Dataset excerpt:

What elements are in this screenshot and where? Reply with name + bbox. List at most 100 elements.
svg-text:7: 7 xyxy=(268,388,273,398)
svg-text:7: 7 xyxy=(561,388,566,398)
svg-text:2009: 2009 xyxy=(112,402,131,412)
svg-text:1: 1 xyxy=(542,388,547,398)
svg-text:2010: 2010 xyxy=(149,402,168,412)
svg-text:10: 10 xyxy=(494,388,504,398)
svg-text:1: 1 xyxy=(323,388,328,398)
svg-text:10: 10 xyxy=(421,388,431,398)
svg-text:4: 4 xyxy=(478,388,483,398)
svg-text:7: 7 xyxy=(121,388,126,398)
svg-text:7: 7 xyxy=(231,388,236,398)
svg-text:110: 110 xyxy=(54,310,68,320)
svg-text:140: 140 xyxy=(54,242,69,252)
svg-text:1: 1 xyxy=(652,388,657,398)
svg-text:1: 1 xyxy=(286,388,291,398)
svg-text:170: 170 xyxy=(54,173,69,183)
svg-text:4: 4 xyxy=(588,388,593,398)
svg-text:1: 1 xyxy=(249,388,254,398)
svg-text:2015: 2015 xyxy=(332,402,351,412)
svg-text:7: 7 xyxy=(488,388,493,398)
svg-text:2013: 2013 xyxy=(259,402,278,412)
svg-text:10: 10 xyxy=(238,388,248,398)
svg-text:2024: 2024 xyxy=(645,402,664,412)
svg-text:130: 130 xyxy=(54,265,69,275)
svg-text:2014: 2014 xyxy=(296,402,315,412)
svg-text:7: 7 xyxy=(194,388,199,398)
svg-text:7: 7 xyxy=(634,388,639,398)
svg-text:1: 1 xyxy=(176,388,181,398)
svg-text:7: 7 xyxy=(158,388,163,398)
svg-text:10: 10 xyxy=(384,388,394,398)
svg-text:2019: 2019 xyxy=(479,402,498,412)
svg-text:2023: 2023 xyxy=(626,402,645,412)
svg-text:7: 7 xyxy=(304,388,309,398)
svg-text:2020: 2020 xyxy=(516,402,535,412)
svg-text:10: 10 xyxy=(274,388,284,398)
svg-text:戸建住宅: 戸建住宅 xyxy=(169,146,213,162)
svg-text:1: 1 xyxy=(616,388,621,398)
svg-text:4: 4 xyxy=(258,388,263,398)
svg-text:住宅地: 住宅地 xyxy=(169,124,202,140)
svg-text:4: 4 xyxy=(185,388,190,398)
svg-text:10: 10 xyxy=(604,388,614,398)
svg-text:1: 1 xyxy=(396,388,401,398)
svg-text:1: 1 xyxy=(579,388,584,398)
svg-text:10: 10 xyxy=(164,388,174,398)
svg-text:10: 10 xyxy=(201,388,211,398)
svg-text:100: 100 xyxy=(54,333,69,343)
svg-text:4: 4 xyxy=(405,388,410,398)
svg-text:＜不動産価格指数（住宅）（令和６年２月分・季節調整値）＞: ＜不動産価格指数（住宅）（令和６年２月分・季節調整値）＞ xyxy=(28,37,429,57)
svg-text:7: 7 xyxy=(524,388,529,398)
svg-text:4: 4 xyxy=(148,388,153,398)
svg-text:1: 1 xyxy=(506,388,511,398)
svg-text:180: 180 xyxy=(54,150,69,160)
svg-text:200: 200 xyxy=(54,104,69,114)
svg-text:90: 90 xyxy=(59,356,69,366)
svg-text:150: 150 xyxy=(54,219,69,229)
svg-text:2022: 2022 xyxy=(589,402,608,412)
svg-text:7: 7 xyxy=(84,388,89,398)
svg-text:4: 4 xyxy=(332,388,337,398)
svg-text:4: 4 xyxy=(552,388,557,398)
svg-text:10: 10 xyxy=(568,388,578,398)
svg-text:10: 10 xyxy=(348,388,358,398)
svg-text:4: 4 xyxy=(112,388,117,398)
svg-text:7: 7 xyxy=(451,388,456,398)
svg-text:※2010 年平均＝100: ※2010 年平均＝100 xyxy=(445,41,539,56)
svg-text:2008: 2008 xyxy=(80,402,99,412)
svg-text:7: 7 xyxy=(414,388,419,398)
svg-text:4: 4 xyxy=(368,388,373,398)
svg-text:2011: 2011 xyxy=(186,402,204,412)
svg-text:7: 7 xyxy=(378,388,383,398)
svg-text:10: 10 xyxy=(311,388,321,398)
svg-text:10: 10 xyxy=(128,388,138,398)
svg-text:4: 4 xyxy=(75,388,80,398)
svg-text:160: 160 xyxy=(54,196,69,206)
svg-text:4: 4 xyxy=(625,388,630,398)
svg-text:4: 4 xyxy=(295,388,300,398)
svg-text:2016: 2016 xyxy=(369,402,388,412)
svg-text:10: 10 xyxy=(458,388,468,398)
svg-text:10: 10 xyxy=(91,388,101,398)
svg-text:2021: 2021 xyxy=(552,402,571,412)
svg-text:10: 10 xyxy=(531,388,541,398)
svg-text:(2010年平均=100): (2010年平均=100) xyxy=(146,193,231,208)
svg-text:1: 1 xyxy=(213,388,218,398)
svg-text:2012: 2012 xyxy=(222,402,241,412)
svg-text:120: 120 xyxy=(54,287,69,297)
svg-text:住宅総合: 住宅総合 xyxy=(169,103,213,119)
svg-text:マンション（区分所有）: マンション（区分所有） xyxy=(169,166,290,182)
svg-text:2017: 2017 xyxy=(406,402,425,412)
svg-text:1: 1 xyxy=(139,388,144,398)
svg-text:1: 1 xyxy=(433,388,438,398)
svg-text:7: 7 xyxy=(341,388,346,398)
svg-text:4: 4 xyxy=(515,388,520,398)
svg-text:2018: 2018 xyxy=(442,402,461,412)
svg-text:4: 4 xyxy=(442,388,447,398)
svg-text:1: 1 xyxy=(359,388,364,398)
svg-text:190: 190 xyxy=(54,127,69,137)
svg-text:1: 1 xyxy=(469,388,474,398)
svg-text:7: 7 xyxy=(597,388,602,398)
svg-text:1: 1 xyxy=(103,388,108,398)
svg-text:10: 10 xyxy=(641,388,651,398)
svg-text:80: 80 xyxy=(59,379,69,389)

* **Exercise**
Extract the data lines from the very first one through the line that contains "svg-text:1: 1 xyxy=(542,388,547,398)", including both, and reproduce each one without any change.

* **Answer to this problem**
What elements are in this screenshot and where? Reply with name + bbox. List at most 100 elements.
svg-text:7: 7 xyxy=(268,388,273,398)
svg-text:7: 7 xyxy=(561,388,566,398)
svg-text:2009: 2009 xyxy=(112,402,131,412)
svg-text:1: 1 xyxy=(542,388,547,398)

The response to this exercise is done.